Instructions to follow:
Find the lines that include the string "name" and report how many there are. Give no other text.

-- start of Listed entries --

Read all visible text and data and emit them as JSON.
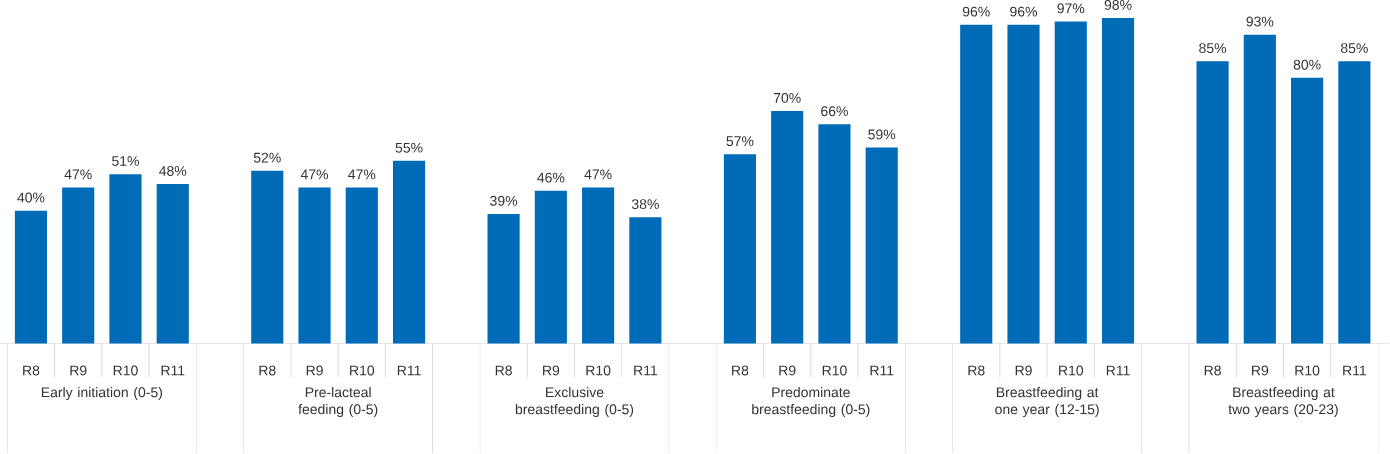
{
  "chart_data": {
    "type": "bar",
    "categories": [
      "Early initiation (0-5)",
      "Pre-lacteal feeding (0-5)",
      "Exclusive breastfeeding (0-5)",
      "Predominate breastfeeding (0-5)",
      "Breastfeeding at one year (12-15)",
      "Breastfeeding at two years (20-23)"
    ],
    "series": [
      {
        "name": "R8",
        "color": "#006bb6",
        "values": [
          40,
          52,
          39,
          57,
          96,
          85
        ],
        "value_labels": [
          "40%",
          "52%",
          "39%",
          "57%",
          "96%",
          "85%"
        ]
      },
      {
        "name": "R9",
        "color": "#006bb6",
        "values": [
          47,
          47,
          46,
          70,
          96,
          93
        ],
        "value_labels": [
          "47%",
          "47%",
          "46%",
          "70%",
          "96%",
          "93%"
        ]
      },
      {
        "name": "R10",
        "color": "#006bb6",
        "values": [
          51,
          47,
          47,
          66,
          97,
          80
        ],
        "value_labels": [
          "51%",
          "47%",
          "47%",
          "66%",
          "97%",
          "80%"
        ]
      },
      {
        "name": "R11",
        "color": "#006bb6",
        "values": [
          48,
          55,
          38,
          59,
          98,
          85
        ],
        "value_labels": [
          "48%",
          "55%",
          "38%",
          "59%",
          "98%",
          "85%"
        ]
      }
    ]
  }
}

-- end of Listed entries --
-- start of Listed entries --

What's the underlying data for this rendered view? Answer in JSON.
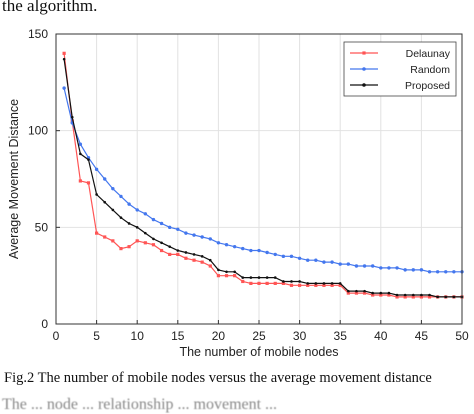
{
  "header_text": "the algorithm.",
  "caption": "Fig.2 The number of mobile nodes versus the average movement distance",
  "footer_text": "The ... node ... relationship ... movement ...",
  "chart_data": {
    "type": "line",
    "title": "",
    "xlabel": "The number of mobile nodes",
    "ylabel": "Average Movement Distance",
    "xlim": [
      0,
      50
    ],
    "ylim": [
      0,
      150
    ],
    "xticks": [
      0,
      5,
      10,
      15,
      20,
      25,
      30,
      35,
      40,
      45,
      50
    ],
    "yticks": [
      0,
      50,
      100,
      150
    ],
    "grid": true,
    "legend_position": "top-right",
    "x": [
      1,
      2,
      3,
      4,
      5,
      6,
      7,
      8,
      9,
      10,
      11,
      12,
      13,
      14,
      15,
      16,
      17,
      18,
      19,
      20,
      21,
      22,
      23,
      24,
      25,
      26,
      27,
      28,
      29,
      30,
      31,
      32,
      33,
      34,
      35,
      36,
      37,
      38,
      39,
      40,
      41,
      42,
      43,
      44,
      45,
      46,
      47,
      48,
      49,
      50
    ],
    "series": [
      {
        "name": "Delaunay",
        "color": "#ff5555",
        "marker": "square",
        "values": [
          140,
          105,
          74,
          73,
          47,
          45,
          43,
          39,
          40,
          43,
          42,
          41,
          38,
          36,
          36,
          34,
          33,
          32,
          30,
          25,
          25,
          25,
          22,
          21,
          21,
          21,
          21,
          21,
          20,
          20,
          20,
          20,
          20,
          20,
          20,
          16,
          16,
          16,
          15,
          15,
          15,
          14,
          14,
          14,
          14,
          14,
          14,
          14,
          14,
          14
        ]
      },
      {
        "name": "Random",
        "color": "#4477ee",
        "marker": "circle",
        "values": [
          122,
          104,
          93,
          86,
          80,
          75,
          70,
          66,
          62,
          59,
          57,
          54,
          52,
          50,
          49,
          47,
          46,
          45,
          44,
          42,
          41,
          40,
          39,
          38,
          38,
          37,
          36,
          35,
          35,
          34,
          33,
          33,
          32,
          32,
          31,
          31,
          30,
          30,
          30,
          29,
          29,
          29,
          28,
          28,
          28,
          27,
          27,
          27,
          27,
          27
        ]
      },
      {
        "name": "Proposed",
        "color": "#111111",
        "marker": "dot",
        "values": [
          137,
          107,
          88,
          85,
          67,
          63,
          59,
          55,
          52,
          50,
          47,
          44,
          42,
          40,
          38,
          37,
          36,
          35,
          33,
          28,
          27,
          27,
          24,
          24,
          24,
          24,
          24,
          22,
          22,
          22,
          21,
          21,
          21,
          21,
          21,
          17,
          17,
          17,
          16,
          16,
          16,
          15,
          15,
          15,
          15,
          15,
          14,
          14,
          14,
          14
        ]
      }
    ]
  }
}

-- end of Listed entries --

Reply to the exercise:
7